## INSTRUCTIONS FOR THE TASK:
Output all the material that follows, exactly as given.

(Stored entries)
## start

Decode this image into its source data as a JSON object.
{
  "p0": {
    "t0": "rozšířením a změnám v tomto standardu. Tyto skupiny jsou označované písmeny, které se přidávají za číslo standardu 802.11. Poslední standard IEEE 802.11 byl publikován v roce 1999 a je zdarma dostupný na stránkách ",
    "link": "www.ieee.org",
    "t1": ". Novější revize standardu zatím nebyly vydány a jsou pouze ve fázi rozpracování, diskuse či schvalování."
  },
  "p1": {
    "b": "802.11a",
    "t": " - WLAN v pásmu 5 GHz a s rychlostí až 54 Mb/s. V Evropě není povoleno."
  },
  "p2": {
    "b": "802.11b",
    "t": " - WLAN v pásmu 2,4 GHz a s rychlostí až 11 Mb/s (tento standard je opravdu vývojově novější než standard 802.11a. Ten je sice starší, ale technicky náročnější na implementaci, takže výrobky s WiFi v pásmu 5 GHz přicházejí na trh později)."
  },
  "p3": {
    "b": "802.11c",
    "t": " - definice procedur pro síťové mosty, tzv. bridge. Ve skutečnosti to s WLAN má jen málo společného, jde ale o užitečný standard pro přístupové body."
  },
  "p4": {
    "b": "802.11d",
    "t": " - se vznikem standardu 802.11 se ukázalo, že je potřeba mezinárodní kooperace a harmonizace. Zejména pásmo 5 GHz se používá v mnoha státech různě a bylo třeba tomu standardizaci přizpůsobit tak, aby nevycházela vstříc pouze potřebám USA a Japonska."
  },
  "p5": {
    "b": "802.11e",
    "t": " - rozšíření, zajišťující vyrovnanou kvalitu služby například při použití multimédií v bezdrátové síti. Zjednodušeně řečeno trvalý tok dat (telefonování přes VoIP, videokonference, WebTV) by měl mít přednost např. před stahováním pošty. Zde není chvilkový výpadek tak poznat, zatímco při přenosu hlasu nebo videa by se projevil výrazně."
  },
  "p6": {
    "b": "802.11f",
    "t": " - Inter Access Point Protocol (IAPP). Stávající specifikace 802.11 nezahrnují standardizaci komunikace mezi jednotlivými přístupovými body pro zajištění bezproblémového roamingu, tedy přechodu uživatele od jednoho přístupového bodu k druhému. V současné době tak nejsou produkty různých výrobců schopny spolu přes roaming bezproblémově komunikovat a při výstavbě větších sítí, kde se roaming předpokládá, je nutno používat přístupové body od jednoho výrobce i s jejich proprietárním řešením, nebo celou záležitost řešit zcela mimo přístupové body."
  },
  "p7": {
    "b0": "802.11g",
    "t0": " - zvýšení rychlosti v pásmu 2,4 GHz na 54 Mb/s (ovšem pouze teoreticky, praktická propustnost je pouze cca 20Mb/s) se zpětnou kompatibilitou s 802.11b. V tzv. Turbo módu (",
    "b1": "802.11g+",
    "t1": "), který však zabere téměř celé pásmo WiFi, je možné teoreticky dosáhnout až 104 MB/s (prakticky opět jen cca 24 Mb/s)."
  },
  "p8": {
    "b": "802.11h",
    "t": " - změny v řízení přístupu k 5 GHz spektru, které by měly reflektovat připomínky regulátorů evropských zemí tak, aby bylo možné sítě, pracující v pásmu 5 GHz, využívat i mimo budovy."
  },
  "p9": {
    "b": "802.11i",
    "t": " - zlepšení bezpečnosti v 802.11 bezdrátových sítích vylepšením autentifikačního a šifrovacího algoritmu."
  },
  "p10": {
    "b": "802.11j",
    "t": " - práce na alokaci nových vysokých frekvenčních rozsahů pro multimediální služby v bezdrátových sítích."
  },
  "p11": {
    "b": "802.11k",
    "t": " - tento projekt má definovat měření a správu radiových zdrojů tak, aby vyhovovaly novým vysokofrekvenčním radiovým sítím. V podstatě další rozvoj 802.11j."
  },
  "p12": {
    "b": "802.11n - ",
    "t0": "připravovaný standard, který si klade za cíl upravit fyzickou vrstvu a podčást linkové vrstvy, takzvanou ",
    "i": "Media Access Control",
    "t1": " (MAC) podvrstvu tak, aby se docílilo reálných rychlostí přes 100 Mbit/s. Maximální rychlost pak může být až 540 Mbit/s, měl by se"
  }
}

## end

## FULL OUTPUT:
Decode this image into its source data as a JSON object.
{
  "p0": {
    "t0": "rozšířením a změnám v tomto standardu. Tyto skupiny jsou označované písmeny, které se přidávají za číslo standardu 802.11. Poslední standard IEEE 802.11 byl publikován v roce 1999 a je zdarma dostupný na stránkách ",
    "link": "www.ieee.org",
    "t1": ". Novější revize standardu zatím nebyly vydány a jsou pouze ve fázi rozpracování, diskuse či schvalování."
  },
  "p1": {
    "b": "802.11a",
    "t": " - WLAN v pásmu 5 GHz a s rychlostí až 54 Mb/s. V Evropě není povoleno."
  },
  "p2": {
    "b": "802.11b",
    "t": " - WLAN v pásmu 2,4 GHz a s rychlostí až 11 Mb/s (tento standard je opravdu vývojově novější než standard 802.11a. Ten je sice starší, ale technicky náročnější na implementaci, takže výrobky s WiFi v pásmu 5 GHz přicházejí na trh později)."
  },
  "p3": {
    "b": "802.11c",
    "t": " - definice procedur pro síťové mosty, tzv. bridge. Ve skutečnosti to s WLAN má jen málo společného, jde ale o užitečný standard pro přístupové body."
  },
  "p4": {
    "b": "802.11d",
    "t": " - se vznikem standardu 802.11 se ukázalo, že je potřeba mezinárodní kooperace a harmonizace. Zejména pásmo 5 GHz se používá v mnoha státech různě a bylo třeba tomu standardizaci přizpůsobit tak, aby nevycházela vstříc pouze potřebám USA a Japonska."
  },
  "p5": {
    "b": "802.11e",
    "t": " - rozšíření, zajišťující vyrovnanou kvalitu služby například při použití multimédií v bezdrátové síti. Zjednodušeně řečeno trvalý tok dat (telefonování přes VoIP, videokonference, WebTV) by měl mít přednost např. před stahováním pošty. Zde není chvilkový výpadek tak poznat, zatímco při přenosu hlasu nebo videa by se projevil výrazně."
  },
  "p6": {
    "b": "802.11f",
    "t": " - Inter Access Point Protocol (IAPP). Stávající specifikace 802.11 nezahrnují standardizaci komunikace mezi jednotlivými přístupovými body pro zajištění bezproblémového roamingu, tedy přechodu uživatele od jednoho přístupového bodu k druhému. V současné době tak nejsou produkty různých výrobců schopny spolu přes roaming bezproblémově komunikovat a při výstavbě větších sítí, kde se roaming předpokládá, je nutno používat přístupové body od jednoho výrobce i s jejich proprietárním řešením, nebo celou záležitost řešit zcela mimo přístupové body."
  },
  "p7": {
    "b0": "802.11g",
    "t0": " - zvýšení rychlosti v pásmu 2,4 GHz na 54 Mb/s (ovšem pouze teoreticky, praktická propustnost je pouze cca 20Mb/s) se zpětnou kompatibilitou s 802.11b. V tzv. Turbo módu (",
    "b1": "802.11g+",
    "t1": "), který však zabere téměř celé pásmo WiFi, je možné teoreticky dosáhnout až 104 MB/s (prakticky opět jen cca 24 Mb/s)."
  },
  "p8": {
    "b": "802.11h",
    "t": " - změny v řízení přístupu k 5 GHz spektru, které by měly reflektovat připomínky regulátorů evropských zemí tak, aby bylo možné sítě, pracující v pásmu 5 GHz, využívat i mimo budovy."
  },
  "p9": {
    "b": "802.11i",
    "t": " - zlepšení bezpečnosti v 802.11 bezdrátových sítích vylepšením autentifikačního a šifrovacího algoritmu."
  },
  "p10": {
    "b": "802.11j",
    "t": " - práce na alokaci nových vysokých frekvenčních rozsahů pro multimediální služby v bezdrátových sítích."
  },
  "p11": {
    "b": "802.11k",
    "t": " - tento projekt má definovat měření a správu radiových zdrojů tak, aby vyhovovaly novým vysokofrekvenčním radiovým sítím. V podstatě další rozvoj 802.11j."
  },
  "p12": {
    "b": "802.11n - ",
    "t0": "připravovaný standard, který si klade za cíl upravit fyzickou vrstvu a podčást linkové vrstvy, takzvanou ",
    "i": "Media Access Control",
    "t1": " (MAC) podvrstvu tak, aby se docílilo reálných rychlostí přes 100 Mbit/s. Maximální rychlost pak může být až 540 Mbit/s, měl by se"
  }
}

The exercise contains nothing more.